_REQUIRED TASK_: Every record below is to be retyped exactly.
'''
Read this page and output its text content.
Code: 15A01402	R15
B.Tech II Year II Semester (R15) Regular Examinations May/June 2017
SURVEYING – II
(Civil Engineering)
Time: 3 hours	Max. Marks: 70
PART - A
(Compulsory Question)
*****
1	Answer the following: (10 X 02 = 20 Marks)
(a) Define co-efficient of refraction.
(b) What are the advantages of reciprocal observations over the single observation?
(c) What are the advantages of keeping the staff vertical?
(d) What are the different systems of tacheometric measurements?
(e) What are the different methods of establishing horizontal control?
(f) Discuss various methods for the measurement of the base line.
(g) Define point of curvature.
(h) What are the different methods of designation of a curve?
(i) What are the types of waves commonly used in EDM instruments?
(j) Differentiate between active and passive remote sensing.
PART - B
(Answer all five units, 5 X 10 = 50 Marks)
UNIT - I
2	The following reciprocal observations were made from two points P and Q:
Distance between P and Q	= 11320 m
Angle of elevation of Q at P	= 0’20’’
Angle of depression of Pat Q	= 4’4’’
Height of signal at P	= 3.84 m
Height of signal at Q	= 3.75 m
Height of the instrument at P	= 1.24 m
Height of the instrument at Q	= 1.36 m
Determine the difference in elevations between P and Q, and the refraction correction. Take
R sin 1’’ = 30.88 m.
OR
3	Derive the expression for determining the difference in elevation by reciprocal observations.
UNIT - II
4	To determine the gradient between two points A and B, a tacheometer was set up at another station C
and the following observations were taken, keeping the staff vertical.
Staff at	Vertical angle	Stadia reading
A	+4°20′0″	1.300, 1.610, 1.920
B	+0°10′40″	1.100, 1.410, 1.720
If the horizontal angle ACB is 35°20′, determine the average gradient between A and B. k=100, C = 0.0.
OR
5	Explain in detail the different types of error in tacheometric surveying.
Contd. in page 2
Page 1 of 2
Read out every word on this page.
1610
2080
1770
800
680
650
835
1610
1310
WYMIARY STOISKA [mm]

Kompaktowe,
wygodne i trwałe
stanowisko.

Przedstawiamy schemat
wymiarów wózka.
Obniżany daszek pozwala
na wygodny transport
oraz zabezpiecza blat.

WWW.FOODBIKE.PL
'''
_ANSWER TO THE PROBLEM_:
Read this page and output its text content.
Code: 15A01402	R15
B.Tech II Year II Semester (R15) Regular Examinations May/June 2017
SURVEYING – II
(Civil Engineering)
Time: 3 hours	Max. Marks: 70
PART - A
(Compulsory Question)
*****
1	Answer the following: (10 X 02 = 20 Marks)
(a) Define co-efficient of refraction.
(b) What are the advantages of reciprocal observations over the single observation?
(c) What are the advantages of keeping the staff vertical?
(d) What are the different systems of tacheometric measurements?
(e) What are the different methods of establishing horizontal control?
(f) Discuss various methods for the measurement of the base line.
(g) Define point of curvature.
(h) What are the different methods of designation of a curve?
(i) What are the types of waves commonly used in EDM instruments?
(j) Differentiate between active and passive remote sensing.
PART - B
(Answer all five units, 5 X 10 = 50 Marks)
UNIT - I
2	The following reciprocal observations were made from two points P and Q:
Distance between P and Q	= 11320 m
Angle of elevation of Q at P	= 0’20’’
Angle of depression of Pat Q	= 4’4’’
Height of signal at P	= 3.84 m
Height of signal at Q	= 3.75 m
Height of the instrument at P	= 1.24 m
Height of the instrument at Q	= 1.36 m
Determine the difference in elevations between P and Q, and the refraction correction. Take
R sin 1’’ = 30.88 m.
OR
3	Derive the expression for determining the difference in elevation by reciprocal observations.
UNIT - II
4	To determine the gradient between two points A and B, a tacheometer was set up at another station C
and the following observations were taken, keeping the staff vertical.
Staff at	Vertical angle	Stadia reading
A	+4°20′0″	1.300, 1.610, 1.920
B	+0°10′40″	1.100, 1.410, 1.720
If the horizontal angle ACB is 35°20′, determine the average gradient between A and B. k=100, C = 0.0.
OR
5	Explain in detail the different types of error in tacheometric surveying.
Contd. in page 2
Page 1 of 2
Read out every word on this page.
1610
2080
1770
800
680
650
835
1610
1310
WYMIARY STOISKA [mm]

Kompaktowe,
wygodne i trwałe
stanowisko.

Przedstawiamy schemat
wymiarów wózka.
Obniżany daszek pozwala
na wygodny transport
oraz zabezpiecza blat.

WWW.FOODBIKE.PL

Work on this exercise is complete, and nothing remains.